_Data to process:_
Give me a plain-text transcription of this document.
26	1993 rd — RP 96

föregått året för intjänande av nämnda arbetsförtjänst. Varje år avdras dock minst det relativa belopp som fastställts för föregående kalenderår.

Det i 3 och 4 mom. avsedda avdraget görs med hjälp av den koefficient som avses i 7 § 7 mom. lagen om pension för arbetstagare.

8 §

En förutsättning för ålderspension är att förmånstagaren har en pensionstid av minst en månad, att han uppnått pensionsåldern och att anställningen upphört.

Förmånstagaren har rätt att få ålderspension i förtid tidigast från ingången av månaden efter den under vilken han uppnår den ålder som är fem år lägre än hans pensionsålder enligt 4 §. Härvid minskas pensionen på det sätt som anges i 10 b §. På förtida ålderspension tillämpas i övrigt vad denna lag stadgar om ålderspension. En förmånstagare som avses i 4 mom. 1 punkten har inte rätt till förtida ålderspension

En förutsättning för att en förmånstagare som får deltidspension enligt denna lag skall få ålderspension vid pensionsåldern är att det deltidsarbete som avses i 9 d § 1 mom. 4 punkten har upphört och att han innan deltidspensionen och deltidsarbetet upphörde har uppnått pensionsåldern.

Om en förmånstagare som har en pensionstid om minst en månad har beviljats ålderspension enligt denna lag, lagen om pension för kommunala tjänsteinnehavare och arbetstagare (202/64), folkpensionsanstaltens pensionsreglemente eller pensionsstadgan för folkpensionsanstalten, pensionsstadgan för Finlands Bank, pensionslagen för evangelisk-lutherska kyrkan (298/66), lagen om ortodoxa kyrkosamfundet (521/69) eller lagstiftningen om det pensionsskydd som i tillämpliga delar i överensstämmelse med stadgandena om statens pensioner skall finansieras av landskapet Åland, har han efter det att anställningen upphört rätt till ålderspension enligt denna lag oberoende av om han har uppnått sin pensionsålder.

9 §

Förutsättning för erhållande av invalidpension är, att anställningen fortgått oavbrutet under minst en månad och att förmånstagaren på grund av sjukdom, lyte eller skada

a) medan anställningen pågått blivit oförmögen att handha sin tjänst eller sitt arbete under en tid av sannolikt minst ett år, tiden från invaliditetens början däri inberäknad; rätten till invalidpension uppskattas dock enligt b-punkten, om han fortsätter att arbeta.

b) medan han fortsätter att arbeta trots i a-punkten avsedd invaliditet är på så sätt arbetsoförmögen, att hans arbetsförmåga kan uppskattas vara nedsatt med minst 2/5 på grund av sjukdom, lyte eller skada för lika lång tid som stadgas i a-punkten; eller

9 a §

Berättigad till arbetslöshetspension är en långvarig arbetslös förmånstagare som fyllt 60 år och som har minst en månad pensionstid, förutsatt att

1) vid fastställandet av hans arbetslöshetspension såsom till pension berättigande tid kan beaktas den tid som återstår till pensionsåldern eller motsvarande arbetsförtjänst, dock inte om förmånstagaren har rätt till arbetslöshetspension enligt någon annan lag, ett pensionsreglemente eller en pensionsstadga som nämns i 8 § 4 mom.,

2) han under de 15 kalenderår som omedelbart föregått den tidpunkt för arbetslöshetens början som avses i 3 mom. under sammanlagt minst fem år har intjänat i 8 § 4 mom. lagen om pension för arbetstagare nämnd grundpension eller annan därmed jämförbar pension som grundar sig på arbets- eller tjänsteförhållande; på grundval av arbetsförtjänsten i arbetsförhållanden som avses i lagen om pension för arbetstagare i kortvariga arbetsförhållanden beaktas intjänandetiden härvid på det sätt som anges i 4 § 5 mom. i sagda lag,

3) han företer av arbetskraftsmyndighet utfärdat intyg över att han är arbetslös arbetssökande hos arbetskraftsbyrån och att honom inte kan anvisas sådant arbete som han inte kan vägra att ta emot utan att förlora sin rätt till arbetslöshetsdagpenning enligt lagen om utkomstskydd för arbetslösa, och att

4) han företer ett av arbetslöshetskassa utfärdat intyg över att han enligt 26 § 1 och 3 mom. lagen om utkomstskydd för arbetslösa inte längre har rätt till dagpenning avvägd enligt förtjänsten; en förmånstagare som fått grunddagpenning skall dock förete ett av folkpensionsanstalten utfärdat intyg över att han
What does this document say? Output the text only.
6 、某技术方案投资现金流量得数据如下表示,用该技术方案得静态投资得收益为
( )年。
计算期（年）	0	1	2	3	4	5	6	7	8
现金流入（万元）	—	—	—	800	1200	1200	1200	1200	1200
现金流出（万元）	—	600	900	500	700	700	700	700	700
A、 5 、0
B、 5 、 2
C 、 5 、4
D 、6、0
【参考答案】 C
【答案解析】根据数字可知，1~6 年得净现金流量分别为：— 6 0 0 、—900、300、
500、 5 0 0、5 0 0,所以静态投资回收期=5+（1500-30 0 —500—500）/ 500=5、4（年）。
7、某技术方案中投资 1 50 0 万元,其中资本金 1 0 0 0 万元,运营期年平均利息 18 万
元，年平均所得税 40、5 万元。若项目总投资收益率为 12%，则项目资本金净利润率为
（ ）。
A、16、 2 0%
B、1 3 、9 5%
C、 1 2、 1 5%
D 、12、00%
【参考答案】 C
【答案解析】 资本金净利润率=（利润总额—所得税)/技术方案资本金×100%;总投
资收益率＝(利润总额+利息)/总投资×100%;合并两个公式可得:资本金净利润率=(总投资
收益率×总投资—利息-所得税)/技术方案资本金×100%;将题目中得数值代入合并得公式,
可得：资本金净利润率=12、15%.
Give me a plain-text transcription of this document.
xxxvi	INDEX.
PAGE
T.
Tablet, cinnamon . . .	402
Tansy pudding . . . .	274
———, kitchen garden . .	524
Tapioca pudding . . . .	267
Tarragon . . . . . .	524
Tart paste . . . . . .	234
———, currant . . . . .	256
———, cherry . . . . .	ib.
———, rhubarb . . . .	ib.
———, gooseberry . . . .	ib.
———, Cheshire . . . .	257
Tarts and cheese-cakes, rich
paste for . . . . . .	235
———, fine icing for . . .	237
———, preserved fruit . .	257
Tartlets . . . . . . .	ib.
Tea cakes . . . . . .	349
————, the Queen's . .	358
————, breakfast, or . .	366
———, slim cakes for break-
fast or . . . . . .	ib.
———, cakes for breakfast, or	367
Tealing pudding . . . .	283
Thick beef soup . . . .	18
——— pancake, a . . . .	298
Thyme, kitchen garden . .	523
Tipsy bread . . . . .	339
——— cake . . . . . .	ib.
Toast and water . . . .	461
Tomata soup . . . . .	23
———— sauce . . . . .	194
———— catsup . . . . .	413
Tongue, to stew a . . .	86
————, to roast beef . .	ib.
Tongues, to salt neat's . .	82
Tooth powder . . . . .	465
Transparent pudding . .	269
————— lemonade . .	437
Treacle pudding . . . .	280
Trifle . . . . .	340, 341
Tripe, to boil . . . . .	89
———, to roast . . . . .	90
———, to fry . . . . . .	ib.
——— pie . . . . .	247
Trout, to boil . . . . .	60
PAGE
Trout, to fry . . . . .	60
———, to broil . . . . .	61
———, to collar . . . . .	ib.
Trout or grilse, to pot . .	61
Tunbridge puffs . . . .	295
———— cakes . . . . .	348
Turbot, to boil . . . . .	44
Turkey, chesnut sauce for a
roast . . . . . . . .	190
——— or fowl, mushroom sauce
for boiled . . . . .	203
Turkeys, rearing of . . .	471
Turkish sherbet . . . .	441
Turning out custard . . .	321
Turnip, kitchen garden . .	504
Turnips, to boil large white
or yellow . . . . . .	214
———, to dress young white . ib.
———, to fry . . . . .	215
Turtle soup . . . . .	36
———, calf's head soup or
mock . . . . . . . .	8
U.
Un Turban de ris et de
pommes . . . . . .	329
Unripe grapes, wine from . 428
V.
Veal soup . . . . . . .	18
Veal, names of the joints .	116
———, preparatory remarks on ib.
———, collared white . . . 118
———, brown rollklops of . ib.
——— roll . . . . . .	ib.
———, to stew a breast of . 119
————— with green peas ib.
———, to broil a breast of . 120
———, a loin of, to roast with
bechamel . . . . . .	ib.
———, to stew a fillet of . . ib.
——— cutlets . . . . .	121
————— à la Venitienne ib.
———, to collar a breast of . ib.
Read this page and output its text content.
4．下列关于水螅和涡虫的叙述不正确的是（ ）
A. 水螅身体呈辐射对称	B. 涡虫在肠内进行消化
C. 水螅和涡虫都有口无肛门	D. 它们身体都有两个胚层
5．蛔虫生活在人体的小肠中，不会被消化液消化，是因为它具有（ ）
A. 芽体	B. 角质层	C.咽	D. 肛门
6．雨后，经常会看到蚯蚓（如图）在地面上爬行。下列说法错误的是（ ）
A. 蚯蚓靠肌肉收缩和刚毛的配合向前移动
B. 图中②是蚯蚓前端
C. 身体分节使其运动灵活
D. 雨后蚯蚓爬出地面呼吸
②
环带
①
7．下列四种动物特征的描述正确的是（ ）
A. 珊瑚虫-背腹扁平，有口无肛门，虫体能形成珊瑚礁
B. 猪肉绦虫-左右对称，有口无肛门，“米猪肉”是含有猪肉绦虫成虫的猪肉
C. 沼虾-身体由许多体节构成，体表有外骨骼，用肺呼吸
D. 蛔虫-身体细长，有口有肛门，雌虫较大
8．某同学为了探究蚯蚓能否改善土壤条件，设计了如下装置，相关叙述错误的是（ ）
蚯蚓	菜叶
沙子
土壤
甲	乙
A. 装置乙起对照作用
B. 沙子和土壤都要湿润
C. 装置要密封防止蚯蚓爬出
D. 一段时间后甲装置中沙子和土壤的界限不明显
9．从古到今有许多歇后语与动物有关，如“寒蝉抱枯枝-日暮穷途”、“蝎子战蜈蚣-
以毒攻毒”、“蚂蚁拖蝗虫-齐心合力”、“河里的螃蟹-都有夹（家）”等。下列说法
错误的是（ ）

_Problem statement:_ Using the listing, collect all lines in which the string "arbetslöshetspension" is found.

_Result:_
Berättigad till arbetslöshetspension är en långvarig arbetslös förmånstagare som fyllt 60 år och som har minst en månad pensionstid, förutsatt att
1) vid fastställandet av hans arbetslöshetspension såsom till pension berättigande tid kan beaktas den tid som återstår till pensionsåldern eller motsvarande arbetsförtjänst, dock inte om förmånstagaren har rätt till arbetslöshetspension enligt någon annan lag, ett pensionsreglemente eller en pensionsstadga som nämns i 8 § 4 mom.,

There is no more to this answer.